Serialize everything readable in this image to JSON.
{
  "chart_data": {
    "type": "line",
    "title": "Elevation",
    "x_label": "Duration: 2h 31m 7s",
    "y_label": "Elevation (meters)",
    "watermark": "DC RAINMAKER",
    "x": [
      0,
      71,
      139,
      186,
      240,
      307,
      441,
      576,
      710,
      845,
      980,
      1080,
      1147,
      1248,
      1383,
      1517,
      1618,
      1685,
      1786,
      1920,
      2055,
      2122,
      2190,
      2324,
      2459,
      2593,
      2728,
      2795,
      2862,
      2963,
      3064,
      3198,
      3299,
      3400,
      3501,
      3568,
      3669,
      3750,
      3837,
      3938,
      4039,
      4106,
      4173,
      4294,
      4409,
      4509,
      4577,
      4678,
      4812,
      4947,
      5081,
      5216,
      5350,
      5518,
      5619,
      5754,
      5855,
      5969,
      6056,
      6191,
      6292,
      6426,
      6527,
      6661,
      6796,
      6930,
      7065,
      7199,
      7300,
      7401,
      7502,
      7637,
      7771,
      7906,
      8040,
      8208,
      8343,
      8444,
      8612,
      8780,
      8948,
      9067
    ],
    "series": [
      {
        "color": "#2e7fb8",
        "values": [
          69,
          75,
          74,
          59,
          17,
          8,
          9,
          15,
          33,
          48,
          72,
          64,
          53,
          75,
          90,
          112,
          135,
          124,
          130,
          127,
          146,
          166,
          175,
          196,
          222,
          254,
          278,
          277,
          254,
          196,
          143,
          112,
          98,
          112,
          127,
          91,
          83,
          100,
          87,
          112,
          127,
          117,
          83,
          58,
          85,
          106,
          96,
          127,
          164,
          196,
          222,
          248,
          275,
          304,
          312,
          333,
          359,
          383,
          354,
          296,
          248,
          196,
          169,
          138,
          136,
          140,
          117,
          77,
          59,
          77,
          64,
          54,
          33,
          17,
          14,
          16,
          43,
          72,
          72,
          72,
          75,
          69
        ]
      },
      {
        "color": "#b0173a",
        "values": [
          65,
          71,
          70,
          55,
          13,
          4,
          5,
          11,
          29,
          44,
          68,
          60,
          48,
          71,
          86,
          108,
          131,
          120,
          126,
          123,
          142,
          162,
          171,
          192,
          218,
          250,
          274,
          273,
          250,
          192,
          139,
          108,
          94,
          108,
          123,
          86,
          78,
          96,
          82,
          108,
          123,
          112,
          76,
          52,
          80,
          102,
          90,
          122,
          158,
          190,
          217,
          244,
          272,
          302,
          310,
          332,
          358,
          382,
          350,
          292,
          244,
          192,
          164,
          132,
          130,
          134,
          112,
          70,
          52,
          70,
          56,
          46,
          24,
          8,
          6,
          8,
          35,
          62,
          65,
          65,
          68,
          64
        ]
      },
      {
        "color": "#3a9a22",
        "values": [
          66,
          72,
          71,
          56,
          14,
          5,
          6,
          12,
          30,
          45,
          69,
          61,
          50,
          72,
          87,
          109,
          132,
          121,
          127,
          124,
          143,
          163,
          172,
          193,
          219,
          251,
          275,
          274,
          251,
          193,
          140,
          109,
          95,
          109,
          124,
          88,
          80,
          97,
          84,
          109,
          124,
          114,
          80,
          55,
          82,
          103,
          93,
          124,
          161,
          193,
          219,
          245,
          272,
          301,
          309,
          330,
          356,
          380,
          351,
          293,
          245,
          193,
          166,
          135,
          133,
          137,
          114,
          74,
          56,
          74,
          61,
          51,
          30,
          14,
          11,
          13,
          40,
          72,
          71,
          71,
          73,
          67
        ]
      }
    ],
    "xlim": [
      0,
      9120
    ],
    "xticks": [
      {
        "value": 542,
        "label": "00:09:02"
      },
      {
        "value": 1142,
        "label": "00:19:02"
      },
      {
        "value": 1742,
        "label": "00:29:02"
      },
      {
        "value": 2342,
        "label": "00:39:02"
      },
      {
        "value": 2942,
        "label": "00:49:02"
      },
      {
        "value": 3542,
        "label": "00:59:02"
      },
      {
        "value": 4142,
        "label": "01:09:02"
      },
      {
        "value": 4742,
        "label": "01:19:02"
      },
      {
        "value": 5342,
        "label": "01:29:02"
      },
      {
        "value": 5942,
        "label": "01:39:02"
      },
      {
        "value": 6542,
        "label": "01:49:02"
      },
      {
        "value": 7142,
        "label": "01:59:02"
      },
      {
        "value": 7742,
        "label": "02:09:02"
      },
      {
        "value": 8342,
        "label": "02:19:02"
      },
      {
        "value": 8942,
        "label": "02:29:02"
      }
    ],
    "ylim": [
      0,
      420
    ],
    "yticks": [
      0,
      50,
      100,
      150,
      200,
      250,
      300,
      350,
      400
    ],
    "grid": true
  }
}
---
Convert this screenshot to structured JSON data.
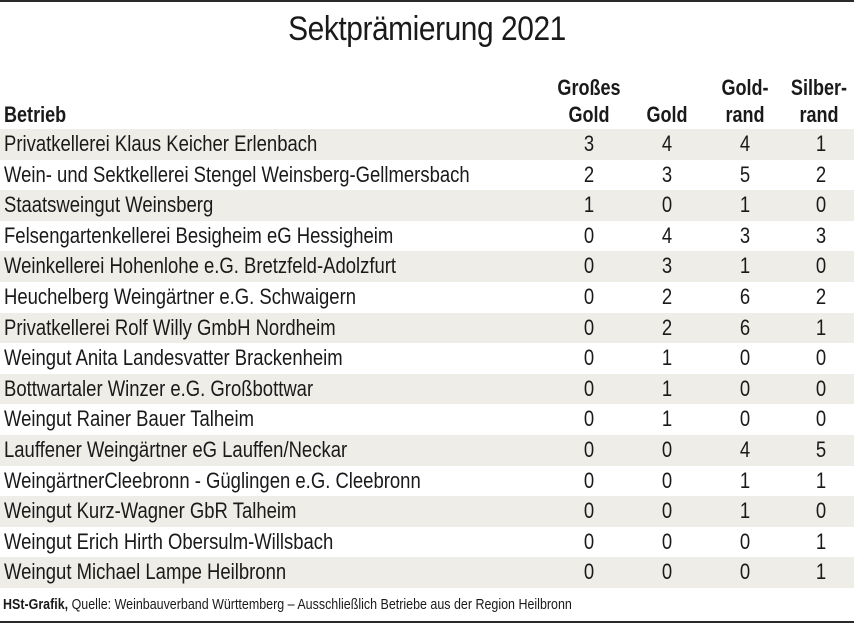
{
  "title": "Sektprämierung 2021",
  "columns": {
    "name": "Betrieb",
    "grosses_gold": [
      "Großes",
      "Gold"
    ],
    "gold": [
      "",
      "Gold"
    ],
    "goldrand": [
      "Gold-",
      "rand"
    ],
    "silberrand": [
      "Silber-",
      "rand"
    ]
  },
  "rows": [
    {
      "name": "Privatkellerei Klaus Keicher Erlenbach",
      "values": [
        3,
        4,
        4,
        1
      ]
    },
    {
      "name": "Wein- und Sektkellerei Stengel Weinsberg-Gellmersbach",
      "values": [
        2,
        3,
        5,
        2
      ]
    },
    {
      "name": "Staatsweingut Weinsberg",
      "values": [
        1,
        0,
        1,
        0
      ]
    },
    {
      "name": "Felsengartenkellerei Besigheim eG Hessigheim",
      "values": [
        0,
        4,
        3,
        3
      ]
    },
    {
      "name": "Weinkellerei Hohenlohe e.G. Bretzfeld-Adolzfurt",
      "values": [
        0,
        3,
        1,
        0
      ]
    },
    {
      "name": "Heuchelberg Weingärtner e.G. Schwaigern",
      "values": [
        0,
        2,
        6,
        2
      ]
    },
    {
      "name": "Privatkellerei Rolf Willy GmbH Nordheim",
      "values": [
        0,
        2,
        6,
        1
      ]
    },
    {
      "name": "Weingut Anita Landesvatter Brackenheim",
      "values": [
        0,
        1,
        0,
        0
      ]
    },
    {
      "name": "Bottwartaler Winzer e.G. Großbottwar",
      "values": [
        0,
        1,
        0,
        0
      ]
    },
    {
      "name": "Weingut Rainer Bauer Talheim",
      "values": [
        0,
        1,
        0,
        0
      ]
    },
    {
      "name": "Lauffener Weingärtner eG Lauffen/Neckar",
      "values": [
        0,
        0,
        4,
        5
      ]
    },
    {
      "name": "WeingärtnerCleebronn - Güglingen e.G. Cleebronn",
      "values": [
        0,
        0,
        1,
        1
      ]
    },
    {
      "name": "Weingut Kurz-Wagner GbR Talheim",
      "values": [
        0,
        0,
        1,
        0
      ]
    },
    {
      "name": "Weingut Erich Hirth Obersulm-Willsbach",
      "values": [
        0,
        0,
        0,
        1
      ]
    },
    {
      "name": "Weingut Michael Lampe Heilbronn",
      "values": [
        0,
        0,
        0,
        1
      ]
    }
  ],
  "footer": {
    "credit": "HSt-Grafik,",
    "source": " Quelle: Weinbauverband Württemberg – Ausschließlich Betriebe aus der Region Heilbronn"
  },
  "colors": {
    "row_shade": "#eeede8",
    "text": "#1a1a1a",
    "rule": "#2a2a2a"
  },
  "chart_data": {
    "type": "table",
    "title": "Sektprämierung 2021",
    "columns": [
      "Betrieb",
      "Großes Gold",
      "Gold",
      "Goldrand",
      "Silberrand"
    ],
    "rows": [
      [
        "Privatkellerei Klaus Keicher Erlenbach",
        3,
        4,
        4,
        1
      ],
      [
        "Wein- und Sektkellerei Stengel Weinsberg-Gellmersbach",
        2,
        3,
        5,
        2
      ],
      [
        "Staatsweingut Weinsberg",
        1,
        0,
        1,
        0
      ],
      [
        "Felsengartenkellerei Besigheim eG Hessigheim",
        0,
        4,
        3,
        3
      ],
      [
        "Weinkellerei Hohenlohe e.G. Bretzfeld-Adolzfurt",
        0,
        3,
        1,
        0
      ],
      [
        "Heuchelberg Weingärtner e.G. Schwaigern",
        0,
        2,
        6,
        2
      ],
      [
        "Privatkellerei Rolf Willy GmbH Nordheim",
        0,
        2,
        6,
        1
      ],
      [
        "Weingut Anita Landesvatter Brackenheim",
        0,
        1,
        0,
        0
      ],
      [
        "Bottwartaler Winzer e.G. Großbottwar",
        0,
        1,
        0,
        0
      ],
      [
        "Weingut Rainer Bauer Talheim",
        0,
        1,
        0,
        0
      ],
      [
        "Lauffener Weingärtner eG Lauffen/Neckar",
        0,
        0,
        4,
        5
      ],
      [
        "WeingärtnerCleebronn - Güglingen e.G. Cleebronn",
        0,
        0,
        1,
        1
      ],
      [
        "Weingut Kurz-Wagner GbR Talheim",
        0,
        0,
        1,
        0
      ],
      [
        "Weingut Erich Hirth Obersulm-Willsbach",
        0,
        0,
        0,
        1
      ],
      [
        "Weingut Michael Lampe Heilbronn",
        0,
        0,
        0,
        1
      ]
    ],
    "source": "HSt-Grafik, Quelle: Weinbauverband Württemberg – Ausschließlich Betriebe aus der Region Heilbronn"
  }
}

Written exercise —
Locate all lines in the listing above with the word "Nordheim". Copy them.

Exercise response —
      "name": "Privatkellerei Rolf Willy GmbH Nordheim",
        "Privatkellerei Rolf Willy GmbH Nordheim",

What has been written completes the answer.